# WHAT THIS TASK INVOLVES
Identify every line in the records below that contains the word "relative", and copy each of those lines.

▬▬▬▬▬▬▬▬▬▬

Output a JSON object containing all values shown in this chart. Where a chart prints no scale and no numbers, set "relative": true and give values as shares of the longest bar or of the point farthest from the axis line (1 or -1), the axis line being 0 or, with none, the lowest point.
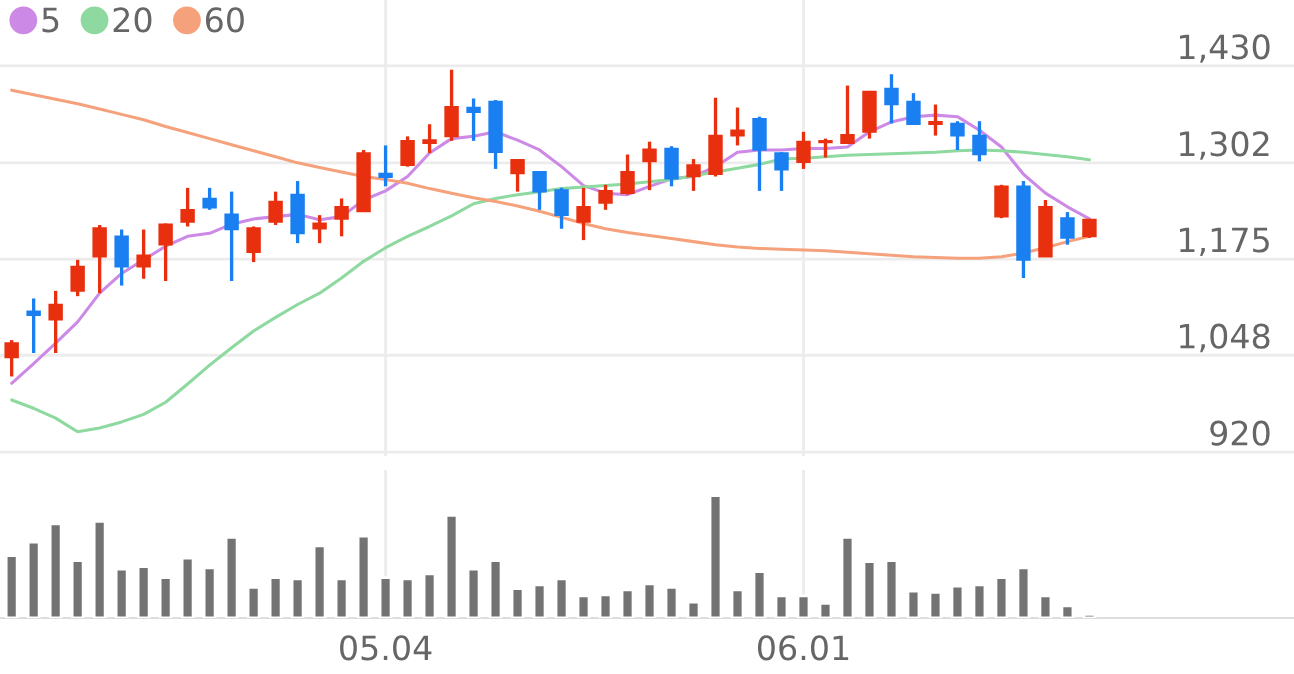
{
  "chart_data": [
    {
      "type": "candlestick",
      "categories": [
        null,
        null,
        null,
        null,
        null,
        null,
        null,
        null,
        null,
        null,
        null,
        null,
        null,
        null,
        null,
        null,
        null,
        "05.04",
        null,
        null,
        null,
        null,
        null,
        null,
        null,
        null,
        null,
        null,
        null,
        null,
        null,
        null,
        null,
        null,
        null,
        null,
        "06.01",
        null,
        null,
        null,
        null,
        null,
        null,
        null,
        null,
        null,
        null,
        null,
        null,
        null
      ],
      "ohlc": [
        [
          1045,
          1068,
          1020,
          1064
        ],
        [
          1106,
          1123,
          1051,
          1101
        ],
        [
          1095,
          1133,
          1051,
          1115
        ],
        [
          1133,
          1174,
          1126,
          1165
        ],
        [
          1178,
          1220,
          1130,
          1216
        ],
        [
          1205,
          1214,
          1140,
          1165
        ],
        [
          1165,
          1214,
          1149,
          1180
        ],
        [
          1194,
          1222,
          1146,
          1221
        ],
        [
          1224,
          1269,
          1218,
          1240
        ],
        [
          1255,
          1269,
          1240,
          1243
        ],
        [
          1234,
          1264,
          1146,
          1214
        ],
        [
          1184,
          1218,
          1171,
          1216
        ],
        [
          1224,
          1264,
          1220,
          1251
        ],
        [
          1260,
          1278,
          1196,
          1209
        ],
        [
          1215,
          1233,
          1196,
          1222
        ],
        [
          1228,
          1255,
          1205,
          1244
        ],
        [
          1238,
          1319,
          1238,
          1315
        ],
        [
          1288,
          1325,
          1271,
          1283
        ],
        [
          1299,
          1337,
          1297,
          1331
        ],
        [
          1328,
          1353,
          1315,
          1332
        ],
        [
          1337,
          1425,
          1331,
          1376
        ],
        [
          1375,
          1387,
          1331,
          1369
        ],
        [
          1383,
          1385,
          1294,
          1316
        ],
        [
          1288,
          1307,
          1264,
          1306
        ],
        [
          1290,
          1291,
          1240,
          1264
        ],
        [
          1266,
          1269,
          1215,
          1233
        ],
        [
          1224,
          1269,
          1200,
          1244
        ],
        [
          1249,
          1273,
          1240,
          1265
        ],
        [
          1262,
          1313,
          1260,
          1290
        ],
        [
          1304,
          1330,
          1266,
          1320
        ],
        [
          1321,
          1324,
          1271,
          1281
        ],
        [
          1284,
          1307,
          1265,
          1299
        ],
        [
          1287,
          1388,
          1284,
          1338
        ],
        [
          1338,
          1375,
          1325,
          1345
        ],
        [
          1360,
          1363,
          1265,
          1319
        ],
        [
          1315,
          1316,
          1265,
          1293
        ],
        [
          1303,
          1343,
          1294,
          1330
        ],
        [
          1329,
          1334,
          1309,
          1331
        ],
        [
          1328,
          1404,
          1328,
          1339
        ],
        [
          1343,
          1397,
          1334,
          1396
        ],
        [
          1400,
          1419,
          1354,
          1379
        ],
        [
          1383,
          1394,
          1352,
          1353
        ],
        [
          1353,
          1379,
          1338,
          1356
        ],
        [
          1354,
          1357,
          1319,
          1338
        ],
        [
          1338,
          1357,
          1304,
          1313
        ],
        [
          1231,
          1273,
          1229,
          1271
        ],
        [
          1271,
          1278,
          1150,
          1174
        ],
        [
          1178,
          1253,
          1178,
          1244
        ],
        [
          1229,
          1237,
          1194,
          1203
        ],
        [
          1205,
          1228,
          1203,
          1227
        ]
      ],
      "colors": [
        "#e8300f",
        "#1a7ff0",
        "#e8300f",
        "#e8300f",
        "#e8300f",
        "#1a7ff0",
        "#e8300f",
        "#e8300f",
        "#e8300f",
        "#1a7ff0",
        "#1a7ff0",
        "#e8300f",
        "#e8300f",
        "#1a7ff0",
        "#e8300f",
        "#e8300f",
        "#e8300f",
        "#1a7ff0",
        "#e8300f",
        "#e8300f",
        "#e8300f",
        "#1a7ff0",
        "#1a7ff0",
        "#e8300f",
        "#1a7ff0",
        "#1a7ff0",
        "#e8300f",
        "#e8300f",
        "#e8300f",
        "#e8300f",
        "#1a7ff0",
        "#e8300f",
        "#e8300f",
        "#e8300f",
        "#1a7ff0",
        "#1a7ff0",
        "#e8300f",
        "#e8300f",
        "#e8300f",
        "#e8300f",
        "#1a7ff0",
        "#1a7ff0",
        "#e8300f",
        "#1a7ff0",
        "#1a7ff0",
        "#e8300f",
        "#1a7ff0",
        "#e8300f",
        "#1a7ff0",
        "#e8300f"
      ],
      "series": [
        {
          "name": "5",
          "type": "line",
          "color": "#cc8ae6",
          "values": [
            1011,
            1037,
            1064,
            1092,
            1130,
            1156,
            1174,
            1192,
            1205,
            1209,
            1221,
            1228,
            1231,
            1234,
            1227,
            1231,
            1253,
            1265,
            1284,
            1315,
            1334,
            1337,
            1343,
            1332,
            1319,
            1297,
            1272,
            1262,
            1260,
            1271,
            1281,
            1284,
            1297,
            1316,
            1319,
            1319,
            1321,
            1321,
            1323,
            1343,
            1356,
            1363,
            1365,
            1363,
            1345,
            1323,
            1287,
            1262,
            1244,
            1228
          ]
        },
        {
          "name": "20",
          "type": "line",
          "color": "#8ed9a0",
          "values": [
            989,
            978,
            965,
            947,
            952,
            960,
            970,
            986,
            1010,
            1035,
            1058,
            1080,
            1098,
            1115,
            1130,
            1150,
            1172,
            1190,
            1205,
            1218,
            1232,
            1248,
            1255,
            1260,
            1264,
            1268,
            1270,
            1272,
            1274,
            1277,
            1280,
            1285,
            1290,
            1295,
            1300,
            1307,
            1308,
            1310,
            1312,
            1313,
            1314,
            1315,
            1316,
            1318,
            1319,
            1318,
            1316,
            1313,
            1310,
            1306
          ]
        },
        {
          "name": "60",
          "type": "line",
          "color": "#f5a27c",
          "values": [
            1398,
            1392,
            1386,
            1380,
            1373,
            1366,
            1359,
            1350,
            1342,
            1334,
            1326,
            1318,
            1310,
            1302,
            1296,
            1290,
            1284,
            1280,
            1275,
            1268,
            1262,
            1256,
            1251,
            1245,
            1238,
            1230,
            1222,
            1215,
            1210,
            1206,
            1202,
            1198,
            1194,
            1191,
            1189,
            1188,
            1187,
            1186,
            1184,
            1182,
            1180,
            1178,
            1177,
            1176,
            1176,
            1178,
            1183,
            1190,
            1198,
            1205
          ]
        }
      ],
      "ylim": [
        915,
        1517
      ],
      "yticks": [
        {
          "value": 920,
          "label": "920"
        },
        {
          "value": 1048,
          "label": "1,048"
        },
        {
          "value": 1175,
          "label": "1,175"
        },
        {
          "value": 1302,
          "label": "1,302"
        },
        {
          "value": 1430,
          "label": "1,430"
        }
      ],
      "grid": true,
      "legend": "top left",
      "tick_labels": "y"
    },
    {
      "type": "bar",
      "relative": true,
      "color": "#737373",
      "grid": "x",
      "tick_labels": "x",
      "categories": [
        null,
        null,
        null,
        null,
        null,
        null,
        null,
        null,
        null,
        null,
        null,
        null,
        null,
        null,
        null,
        null,
        null,
        "05.04",
        null,
        null,
        null,
        null,
        null,
        null,
        null,
        null,
        null,
        null,
        null,
        null,
        null,
        null,
        null,
        null,
        null,
        null,
        "06.01",
        null,
        null,
        null,
        null,
        null,
        null,
        null,
        null,
        null,
        null,
        null,
        null,
        null
      ],
      "values": [
        0.51,
        0.62,
        0.77,
        0.47,
        0.79,
        0.4,
        0.42,
        0.33,
        0.49,
        0.41,
        0.66,
        0.25,
        0.33,
        0.32,
        0.59,
        0.32,
        0.67,
        0.33,
        0.32,
        0.36,
        0.84,
        0.4,
        0.47,
        0.24,
        0.27,
        0.32,
        0.18,
        0.19,
        0.23,
        0.28,
        0.25,
        0.13,
        1.0,
        0.23,
        0.38,
        0.18,
        0.18,
        0.12,
        0.66,
        0.46,
        0.47,
        0.22,
        0.21,
        0.26,
        0.27,
        0.33,
        0.41,
        0.18,
        0.1,
        0.03
      ]
    }
  ]
}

▬▬▬▬▬▬▬▬▬▬

# COMPLETE ANSWER
Output a JSON object containing all values shown in this chart. Where a chart prints no scale and no numbers, set "relative": true and give values as shares of the longest bar or of the point farthest from the axis line (1 or -1), the axis line being 0 or, with none, the lowest point.
      "relative": true,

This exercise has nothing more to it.